- _The task_
Report back each line of the records that contains the string "OperationFailure".

- _Raw records_
"""
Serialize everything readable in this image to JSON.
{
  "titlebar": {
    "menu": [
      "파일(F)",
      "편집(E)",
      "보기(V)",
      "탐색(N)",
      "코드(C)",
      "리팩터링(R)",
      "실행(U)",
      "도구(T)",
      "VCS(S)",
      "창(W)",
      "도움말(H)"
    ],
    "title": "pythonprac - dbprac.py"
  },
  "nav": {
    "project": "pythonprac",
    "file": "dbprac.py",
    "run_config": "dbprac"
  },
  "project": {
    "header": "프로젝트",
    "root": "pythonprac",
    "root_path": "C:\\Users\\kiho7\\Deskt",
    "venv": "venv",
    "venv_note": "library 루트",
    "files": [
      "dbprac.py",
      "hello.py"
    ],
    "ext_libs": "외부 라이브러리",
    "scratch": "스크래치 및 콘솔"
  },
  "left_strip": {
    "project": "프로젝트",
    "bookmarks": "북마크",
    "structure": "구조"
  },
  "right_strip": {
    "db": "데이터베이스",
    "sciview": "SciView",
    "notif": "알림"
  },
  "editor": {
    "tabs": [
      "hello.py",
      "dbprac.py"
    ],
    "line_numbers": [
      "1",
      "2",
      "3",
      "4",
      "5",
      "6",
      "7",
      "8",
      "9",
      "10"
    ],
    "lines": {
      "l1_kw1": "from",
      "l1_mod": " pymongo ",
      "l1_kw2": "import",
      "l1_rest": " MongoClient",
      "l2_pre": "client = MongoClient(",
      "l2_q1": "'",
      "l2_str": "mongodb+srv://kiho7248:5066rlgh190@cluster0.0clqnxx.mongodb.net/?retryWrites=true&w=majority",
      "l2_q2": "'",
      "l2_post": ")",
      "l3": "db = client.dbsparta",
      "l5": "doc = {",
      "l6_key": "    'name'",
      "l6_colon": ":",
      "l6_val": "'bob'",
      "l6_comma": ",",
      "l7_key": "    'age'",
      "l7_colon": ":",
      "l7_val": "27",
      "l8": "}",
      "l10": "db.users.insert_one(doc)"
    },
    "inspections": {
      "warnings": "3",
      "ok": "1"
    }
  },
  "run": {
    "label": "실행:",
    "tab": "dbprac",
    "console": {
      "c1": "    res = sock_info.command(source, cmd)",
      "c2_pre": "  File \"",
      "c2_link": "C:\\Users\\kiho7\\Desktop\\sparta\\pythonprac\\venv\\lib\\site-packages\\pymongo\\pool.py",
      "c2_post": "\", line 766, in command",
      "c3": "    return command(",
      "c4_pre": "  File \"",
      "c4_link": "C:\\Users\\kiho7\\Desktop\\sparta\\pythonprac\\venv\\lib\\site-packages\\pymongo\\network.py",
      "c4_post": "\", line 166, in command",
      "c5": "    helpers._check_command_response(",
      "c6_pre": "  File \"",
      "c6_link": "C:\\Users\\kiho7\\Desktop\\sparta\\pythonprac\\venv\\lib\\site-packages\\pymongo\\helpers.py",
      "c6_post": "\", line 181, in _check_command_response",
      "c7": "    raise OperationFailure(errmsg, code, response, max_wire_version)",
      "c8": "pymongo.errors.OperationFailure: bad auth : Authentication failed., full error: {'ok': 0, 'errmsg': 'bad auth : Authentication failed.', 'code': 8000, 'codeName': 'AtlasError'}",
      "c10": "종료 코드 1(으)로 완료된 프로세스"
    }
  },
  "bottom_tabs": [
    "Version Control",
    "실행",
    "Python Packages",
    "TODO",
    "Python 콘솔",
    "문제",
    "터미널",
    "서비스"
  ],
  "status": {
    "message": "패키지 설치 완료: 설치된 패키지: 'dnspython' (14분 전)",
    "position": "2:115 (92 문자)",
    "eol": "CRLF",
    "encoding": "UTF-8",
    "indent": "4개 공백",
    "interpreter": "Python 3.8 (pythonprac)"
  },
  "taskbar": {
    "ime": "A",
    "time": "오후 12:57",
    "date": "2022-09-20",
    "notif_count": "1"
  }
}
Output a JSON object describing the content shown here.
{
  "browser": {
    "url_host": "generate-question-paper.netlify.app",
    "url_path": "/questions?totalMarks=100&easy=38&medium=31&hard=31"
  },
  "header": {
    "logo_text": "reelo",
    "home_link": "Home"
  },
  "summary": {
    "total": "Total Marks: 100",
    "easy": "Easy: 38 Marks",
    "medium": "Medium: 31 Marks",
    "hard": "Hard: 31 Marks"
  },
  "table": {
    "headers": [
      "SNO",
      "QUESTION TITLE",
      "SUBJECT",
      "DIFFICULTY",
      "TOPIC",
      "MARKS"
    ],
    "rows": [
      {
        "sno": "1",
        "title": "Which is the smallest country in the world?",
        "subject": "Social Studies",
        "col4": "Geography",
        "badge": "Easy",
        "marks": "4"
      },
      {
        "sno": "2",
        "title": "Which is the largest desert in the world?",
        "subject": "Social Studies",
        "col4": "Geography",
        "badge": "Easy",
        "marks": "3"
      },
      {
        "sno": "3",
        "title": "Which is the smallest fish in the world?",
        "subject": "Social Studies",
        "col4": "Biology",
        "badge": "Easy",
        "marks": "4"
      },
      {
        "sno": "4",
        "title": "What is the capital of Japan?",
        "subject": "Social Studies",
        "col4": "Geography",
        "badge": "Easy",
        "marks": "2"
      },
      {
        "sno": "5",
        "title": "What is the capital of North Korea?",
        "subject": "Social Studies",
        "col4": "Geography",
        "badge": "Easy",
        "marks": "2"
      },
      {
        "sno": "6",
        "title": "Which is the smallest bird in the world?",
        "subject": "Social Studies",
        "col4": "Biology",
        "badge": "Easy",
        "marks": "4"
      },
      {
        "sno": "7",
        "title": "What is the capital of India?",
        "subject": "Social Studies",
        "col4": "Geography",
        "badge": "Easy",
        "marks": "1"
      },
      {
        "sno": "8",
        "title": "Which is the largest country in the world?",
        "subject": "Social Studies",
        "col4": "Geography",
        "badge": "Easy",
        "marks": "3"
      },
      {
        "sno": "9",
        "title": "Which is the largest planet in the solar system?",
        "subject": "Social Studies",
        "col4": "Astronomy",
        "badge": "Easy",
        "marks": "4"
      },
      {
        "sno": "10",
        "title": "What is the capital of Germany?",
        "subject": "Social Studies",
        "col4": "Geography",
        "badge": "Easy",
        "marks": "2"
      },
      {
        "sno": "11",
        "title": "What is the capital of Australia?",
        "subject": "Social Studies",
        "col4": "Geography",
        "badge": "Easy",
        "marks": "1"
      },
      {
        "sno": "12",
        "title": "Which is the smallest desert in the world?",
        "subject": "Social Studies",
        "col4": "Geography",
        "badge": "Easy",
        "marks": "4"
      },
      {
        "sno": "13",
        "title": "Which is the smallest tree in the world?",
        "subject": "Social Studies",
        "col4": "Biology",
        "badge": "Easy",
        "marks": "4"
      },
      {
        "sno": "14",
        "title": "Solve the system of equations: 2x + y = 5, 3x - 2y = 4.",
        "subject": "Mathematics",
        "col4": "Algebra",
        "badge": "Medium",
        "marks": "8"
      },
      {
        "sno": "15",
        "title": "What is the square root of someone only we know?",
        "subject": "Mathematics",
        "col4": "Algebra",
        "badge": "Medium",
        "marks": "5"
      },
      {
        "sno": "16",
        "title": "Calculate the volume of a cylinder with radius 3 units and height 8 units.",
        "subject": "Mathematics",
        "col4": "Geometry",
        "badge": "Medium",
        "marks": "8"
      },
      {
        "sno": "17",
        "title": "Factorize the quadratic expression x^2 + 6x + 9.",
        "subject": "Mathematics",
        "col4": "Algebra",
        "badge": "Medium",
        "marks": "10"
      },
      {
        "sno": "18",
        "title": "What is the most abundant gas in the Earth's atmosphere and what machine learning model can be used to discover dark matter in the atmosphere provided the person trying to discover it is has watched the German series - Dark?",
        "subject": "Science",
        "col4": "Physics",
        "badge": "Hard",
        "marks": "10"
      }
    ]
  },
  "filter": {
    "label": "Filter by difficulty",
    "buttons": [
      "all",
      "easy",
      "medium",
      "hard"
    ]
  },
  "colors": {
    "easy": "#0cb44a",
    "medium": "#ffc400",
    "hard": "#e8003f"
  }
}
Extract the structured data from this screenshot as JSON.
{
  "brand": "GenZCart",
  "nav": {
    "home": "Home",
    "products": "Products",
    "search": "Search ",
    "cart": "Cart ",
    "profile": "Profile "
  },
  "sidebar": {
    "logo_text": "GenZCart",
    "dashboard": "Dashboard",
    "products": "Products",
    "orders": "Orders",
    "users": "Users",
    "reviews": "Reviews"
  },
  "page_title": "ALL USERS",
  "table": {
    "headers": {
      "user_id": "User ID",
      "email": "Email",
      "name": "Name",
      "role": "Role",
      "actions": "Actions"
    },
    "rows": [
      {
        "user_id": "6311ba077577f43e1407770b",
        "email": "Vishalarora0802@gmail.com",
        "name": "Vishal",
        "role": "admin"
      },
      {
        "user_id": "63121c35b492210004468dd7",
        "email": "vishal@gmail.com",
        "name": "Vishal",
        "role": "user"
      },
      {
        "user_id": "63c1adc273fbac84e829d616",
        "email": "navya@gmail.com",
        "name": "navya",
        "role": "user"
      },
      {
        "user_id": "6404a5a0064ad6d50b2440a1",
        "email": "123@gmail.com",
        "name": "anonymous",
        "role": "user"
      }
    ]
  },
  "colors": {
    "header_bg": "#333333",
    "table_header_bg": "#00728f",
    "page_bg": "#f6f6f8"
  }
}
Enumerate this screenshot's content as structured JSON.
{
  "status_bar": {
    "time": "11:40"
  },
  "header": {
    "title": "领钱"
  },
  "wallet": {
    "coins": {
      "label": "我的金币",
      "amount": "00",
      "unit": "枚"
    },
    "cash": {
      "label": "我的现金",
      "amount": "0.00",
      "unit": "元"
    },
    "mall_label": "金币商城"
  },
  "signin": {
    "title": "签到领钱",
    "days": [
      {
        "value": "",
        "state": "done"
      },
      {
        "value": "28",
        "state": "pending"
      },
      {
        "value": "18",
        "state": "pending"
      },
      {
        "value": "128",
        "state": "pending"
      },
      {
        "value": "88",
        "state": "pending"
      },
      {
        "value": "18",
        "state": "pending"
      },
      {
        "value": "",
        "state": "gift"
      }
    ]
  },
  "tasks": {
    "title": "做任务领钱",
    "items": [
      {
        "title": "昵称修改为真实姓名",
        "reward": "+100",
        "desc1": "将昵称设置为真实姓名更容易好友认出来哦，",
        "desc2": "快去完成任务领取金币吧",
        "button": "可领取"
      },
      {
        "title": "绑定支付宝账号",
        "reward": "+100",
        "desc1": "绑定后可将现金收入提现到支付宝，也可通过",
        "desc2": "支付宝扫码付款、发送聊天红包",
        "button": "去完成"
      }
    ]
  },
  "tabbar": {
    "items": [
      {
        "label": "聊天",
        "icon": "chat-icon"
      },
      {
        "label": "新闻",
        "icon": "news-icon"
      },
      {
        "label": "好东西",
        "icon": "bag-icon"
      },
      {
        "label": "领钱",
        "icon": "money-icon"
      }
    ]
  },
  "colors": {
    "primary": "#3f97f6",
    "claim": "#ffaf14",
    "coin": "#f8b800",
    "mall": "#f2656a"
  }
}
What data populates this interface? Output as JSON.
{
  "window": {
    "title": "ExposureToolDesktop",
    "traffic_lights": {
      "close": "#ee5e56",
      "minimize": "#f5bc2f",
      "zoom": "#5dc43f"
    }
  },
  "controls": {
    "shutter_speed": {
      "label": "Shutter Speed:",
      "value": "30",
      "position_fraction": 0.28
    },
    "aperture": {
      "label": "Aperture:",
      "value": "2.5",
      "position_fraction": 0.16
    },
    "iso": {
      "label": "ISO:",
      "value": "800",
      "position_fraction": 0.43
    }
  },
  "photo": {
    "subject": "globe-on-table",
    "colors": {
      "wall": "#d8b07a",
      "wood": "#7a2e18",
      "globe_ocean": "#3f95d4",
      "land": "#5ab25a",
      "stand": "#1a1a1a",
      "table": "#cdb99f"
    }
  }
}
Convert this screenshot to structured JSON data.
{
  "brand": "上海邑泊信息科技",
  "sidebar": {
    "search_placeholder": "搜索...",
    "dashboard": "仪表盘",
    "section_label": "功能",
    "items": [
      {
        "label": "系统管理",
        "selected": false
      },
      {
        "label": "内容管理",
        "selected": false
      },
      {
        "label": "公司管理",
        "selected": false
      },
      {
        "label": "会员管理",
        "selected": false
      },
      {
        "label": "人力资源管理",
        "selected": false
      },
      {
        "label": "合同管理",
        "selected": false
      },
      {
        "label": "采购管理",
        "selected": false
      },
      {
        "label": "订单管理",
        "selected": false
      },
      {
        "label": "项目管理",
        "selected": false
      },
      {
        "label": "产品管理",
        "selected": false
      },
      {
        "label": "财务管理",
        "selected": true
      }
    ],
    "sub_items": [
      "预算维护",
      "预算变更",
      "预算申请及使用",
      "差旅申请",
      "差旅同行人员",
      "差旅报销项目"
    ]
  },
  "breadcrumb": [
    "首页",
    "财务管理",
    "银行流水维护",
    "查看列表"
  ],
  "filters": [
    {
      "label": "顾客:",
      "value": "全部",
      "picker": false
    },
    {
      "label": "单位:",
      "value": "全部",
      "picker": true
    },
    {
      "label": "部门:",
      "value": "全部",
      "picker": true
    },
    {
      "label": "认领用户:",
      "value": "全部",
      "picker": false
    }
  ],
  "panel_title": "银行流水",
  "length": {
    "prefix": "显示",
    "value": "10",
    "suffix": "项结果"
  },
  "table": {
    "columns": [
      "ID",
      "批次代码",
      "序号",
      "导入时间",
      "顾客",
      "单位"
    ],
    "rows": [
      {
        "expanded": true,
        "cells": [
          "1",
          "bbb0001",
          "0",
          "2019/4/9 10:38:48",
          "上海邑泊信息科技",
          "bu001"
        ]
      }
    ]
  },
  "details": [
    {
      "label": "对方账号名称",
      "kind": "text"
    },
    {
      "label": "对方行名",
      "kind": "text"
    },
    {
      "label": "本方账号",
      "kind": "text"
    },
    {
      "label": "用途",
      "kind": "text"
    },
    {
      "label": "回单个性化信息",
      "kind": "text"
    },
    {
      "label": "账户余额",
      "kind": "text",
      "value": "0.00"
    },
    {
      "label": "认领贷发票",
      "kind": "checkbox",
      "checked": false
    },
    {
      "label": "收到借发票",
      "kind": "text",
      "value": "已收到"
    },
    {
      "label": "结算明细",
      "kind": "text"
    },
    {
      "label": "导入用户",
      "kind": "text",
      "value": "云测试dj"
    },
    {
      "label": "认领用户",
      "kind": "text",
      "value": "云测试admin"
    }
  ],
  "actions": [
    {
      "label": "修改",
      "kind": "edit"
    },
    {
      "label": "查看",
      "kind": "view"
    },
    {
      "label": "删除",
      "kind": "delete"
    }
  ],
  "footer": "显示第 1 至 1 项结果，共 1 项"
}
"""
- _Output for this task_
      "c7": "    raise OperationFailure(errmsg, code, response, max_wire_version)",
      "c8": "pymongo.errors.OperationFailure: bad auth : Authentication failed., full error: {'ok': 0, 'errmsg': 'bad auth : Authentication failed.', 'code': 8000, 'codeName': 'AtlasError'}",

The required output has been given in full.